**Exercise instructions**
Output a single figure: the number of lines in which the word "Jubilee" appears.

**Exercise materials**
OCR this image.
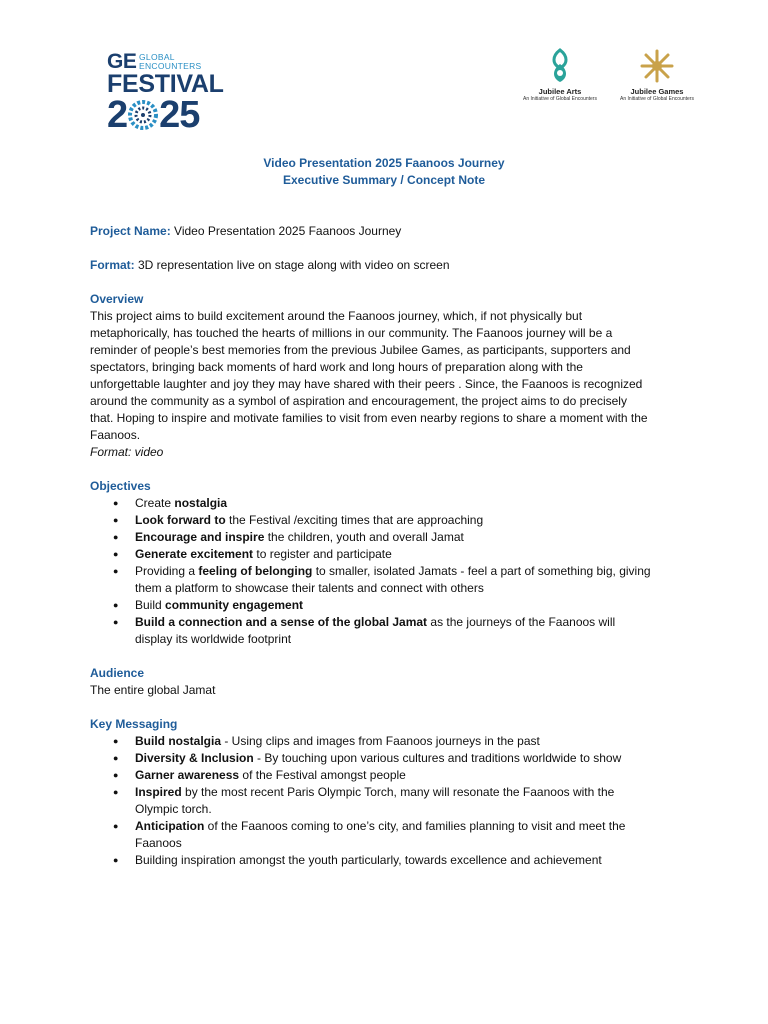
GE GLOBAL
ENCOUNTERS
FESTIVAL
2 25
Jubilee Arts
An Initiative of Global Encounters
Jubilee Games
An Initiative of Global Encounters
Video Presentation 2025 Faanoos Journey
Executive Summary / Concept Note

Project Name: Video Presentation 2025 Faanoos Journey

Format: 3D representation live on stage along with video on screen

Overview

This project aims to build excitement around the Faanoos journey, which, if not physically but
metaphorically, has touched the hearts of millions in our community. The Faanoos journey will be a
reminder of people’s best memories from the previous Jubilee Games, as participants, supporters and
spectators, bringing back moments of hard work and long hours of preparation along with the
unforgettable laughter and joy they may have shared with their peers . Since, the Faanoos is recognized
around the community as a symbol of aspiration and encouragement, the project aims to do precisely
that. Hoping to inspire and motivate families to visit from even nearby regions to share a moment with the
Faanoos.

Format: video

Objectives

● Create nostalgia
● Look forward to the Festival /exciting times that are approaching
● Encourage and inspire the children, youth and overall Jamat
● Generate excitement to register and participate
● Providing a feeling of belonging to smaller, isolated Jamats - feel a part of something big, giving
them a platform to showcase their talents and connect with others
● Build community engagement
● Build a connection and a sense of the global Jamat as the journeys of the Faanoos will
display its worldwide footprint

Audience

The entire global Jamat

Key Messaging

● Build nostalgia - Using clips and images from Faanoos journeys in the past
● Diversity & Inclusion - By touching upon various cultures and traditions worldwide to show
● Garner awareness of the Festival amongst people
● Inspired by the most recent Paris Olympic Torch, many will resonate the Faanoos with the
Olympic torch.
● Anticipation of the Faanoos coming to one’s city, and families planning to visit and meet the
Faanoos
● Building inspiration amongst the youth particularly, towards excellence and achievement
==
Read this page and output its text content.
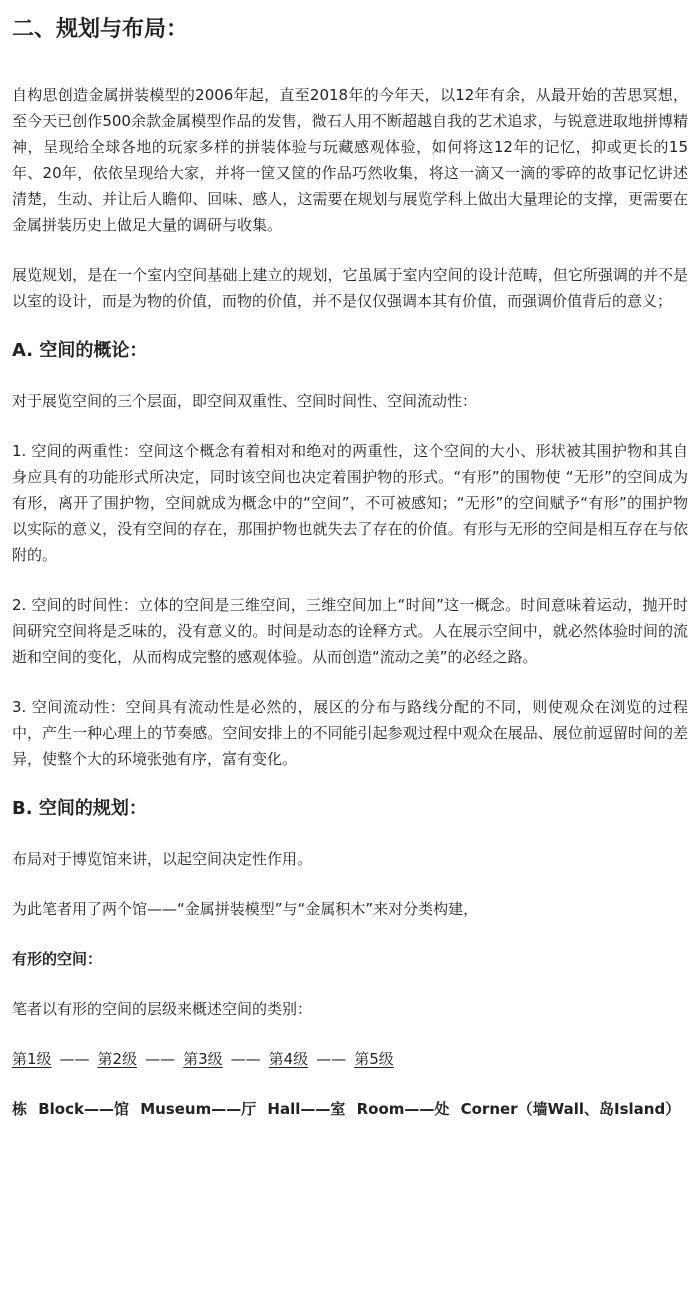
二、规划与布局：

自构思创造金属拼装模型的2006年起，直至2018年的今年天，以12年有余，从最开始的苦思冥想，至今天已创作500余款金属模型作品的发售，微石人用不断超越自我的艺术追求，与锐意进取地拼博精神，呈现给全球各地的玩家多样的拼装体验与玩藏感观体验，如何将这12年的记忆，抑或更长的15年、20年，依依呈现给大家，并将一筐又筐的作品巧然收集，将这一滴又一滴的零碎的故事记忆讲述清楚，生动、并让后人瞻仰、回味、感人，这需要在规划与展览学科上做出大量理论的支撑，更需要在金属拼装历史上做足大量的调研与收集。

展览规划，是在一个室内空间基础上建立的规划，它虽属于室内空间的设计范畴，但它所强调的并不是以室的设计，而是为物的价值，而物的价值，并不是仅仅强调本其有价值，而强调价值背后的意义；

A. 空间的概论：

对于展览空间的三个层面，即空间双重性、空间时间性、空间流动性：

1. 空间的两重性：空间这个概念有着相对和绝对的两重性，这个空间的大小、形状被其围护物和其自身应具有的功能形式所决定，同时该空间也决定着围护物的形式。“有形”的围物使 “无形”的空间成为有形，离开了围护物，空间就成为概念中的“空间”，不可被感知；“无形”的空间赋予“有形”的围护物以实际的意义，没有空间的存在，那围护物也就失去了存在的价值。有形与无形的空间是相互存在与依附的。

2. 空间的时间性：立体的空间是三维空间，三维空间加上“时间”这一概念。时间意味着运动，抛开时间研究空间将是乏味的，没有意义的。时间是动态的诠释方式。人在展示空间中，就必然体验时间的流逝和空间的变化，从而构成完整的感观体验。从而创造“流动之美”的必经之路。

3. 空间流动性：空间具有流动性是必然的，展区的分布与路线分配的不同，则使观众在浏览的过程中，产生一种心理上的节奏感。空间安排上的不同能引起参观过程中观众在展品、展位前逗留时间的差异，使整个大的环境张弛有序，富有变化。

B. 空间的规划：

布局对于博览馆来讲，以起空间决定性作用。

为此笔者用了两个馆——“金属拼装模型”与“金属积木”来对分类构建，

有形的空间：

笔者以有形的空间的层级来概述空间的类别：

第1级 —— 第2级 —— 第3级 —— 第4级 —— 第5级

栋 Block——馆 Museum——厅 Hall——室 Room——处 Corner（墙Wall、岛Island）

**Response**
3